_Set problem_
Isolate every line in the records below with "name" in it.
--- Start of Source data ---
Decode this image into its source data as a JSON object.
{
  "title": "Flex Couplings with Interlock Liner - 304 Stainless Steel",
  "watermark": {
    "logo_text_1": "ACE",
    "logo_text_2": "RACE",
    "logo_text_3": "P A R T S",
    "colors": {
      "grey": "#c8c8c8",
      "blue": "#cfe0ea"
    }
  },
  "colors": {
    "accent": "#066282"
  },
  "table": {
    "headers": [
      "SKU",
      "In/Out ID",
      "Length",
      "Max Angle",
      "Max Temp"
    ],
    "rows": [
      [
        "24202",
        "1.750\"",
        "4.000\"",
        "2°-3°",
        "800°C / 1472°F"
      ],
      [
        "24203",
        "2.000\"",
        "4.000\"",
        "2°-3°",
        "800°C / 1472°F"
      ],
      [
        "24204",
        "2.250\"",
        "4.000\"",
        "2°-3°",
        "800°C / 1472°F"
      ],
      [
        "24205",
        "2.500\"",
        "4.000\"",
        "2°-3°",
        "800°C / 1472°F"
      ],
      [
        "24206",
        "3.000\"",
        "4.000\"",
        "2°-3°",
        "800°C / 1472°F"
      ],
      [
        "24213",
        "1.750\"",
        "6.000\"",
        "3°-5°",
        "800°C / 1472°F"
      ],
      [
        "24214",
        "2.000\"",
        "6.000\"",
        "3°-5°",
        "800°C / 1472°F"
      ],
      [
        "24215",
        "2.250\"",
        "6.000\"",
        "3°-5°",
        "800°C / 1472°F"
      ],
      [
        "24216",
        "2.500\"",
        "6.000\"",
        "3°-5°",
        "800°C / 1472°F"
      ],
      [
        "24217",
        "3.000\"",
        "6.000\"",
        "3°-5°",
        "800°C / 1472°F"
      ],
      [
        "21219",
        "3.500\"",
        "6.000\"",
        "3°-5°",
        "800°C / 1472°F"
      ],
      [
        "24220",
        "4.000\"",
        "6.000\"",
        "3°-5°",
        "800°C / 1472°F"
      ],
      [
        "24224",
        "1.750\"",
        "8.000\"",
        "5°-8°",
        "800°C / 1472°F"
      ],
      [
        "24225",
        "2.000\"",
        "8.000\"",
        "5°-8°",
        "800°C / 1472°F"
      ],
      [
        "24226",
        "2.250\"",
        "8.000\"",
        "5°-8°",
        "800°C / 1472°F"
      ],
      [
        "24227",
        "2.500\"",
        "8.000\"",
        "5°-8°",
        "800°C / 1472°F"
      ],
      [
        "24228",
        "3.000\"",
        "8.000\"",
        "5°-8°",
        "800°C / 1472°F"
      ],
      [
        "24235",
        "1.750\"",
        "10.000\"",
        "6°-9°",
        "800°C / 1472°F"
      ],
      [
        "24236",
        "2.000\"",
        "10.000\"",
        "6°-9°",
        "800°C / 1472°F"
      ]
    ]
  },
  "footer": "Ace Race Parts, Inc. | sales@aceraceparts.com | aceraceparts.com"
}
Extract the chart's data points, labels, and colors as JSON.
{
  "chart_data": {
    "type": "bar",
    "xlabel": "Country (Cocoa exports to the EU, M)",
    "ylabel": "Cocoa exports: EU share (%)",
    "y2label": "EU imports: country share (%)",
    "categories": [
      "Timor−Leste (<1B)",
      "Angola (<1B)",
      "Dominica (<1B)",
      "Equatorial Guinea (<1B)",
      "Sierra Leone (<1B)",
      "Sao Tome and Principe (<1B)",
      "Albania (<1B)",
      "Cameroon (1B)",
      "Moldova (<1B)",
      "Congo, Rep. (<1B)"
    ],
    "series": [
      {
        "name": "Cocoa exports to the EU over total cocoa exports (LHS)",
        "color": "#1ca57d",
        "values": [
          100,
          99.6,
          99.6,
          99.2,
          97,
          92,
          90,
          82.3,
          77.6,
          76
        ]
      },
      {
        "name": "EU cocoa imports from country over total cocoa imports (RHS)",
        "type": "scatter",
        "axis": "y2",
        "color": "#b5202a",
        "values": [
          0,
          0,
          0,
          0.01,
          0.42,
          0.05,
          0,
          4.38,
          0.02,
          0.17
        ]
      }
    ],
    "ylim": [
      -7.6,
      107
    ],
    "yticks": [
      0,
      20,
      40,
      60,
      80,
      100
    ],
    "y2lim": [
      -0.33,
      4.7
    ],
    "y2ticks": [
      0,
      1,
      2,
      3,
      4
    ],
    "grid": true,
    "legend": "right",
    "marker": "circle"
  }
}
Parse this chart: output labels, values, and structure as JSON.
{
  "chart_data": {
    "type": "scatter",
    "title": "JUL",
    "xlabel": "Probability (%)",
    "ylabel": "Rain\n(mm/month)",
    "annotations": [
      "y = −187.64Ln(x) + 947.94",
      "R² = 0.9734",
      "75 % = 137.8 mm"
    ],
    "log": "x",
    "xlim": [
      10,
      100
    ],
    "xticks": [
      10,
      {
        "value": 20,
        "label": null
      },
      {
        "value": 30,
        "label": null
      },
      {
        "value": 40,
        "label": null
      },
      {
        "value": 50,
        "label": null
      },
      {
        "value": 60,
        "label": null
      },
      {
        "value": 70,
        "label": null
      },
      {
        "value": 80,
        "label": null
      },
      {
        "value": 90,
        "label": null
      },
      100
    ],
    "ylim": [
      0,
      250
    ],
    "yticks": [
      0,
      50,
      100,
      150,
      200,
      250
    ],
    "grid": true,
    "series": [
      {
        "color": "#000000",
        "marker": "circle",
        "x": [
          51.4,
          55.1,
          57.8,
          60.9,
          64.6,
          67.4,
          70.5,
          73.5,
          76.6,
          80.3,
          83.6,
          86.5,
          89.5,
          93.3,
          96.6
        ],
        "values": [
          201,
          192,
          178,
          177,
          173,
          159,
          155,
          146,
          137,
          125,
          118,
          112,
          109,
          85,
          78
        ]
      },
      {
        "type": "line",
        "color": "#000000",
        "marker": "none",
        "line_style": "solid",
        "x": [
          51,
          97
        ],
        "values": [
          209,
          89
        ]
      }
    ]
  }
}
--- End of Source data ---
_Response for this exercise_
        "name": "Cocoa exports to the EU over total cocoa exports (LHS)",
        "name": "EU cocoa imports from country over total cocoa imports (RHS)",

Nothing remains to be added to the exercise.